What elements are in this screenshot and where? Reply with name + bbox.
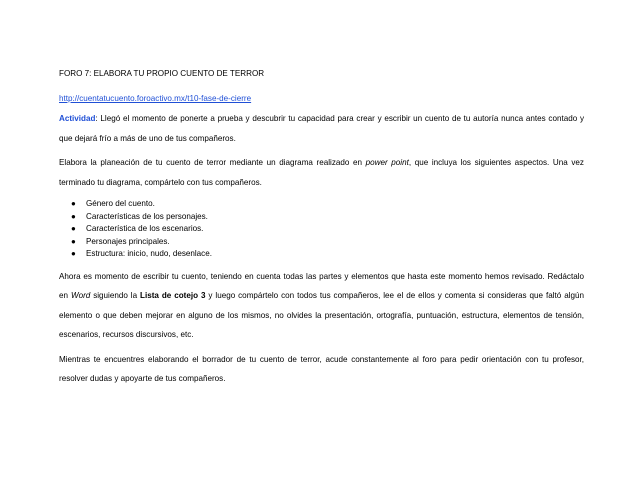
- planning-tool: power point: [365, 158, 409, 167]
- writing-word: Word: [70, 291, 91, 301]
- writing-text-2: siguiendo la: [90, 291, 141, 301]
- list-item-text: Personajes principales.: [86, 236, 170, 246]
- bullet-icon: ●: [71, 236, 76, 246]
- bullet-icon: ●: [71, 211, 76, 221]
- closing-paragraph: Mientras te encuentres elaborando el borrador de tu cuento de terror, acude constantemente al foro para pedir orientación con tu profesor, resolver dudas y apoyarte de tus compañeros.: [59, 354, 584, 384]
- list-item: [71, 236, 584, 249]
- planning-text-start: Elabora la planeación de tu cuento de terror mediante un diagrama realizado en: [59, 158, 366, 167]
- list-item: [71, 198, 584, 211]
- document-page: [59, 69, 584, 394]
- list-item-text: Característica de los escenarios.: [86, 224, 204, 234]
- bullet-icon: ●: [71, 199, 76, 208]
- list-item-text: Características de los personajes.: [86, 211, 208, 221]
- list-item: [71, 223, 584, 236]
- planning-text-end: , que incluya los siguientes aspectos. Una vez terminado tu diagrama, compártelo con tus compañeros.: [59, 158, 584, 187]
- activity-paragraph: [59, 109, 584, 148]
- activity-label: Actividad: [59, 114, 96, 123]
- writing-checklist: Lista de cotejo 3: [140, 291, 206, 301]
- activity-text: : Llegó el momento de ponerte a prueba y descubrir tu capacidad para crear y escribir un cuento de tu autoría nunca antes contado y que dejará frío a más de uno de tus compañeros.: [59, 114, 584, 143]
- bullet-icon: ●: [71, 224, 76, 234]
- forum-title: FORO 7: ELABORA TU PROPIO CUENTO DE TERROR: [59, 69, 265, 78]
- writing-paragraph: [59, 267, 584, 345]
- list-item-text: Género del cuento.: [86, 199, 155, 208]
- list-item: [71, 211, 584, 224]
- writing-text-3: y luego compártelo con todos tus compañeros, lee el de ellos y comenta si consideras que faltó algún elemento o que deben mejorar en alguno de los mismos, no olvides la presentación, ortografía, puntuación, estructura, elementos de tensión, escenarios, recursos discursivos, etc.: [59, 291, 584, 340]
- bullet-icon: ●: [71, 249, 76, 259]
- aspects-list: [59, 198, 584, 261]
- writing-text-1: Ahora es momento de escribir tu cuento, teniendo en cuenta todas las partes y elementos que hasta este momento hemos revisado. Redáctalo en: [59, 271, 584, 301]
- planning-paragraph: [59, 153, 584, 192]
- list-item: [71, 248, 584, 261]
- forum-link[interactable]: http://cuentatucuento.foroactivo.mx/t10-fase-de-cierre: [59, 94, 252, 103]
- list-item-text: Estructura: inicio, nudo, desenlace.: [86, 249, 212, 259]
#####
* [Goal] Could you repeat only the entries beginning at the line that has "- planning-tool: power" and stopping after the line that has "- bullet-icon: ●: [71, 211, 76, 221]", swapping "Personajes" for "Protagonistas" and leaving everything else unchanged?

* [Written solution]
- planning-tool: power point: [365, 158, 409, 167]
- writing-word: Word: [70, 291, 91, 301]
- writing-text-2: siguiendo la: [90, 291, 141, 301]
- list-item-text: Protagonistas principales.: [86, 236, 170, 246]
- bullet-icon: ●: [71, 236, 76, 246]
- bullet-icon: ●: [71, 211, 76, 221]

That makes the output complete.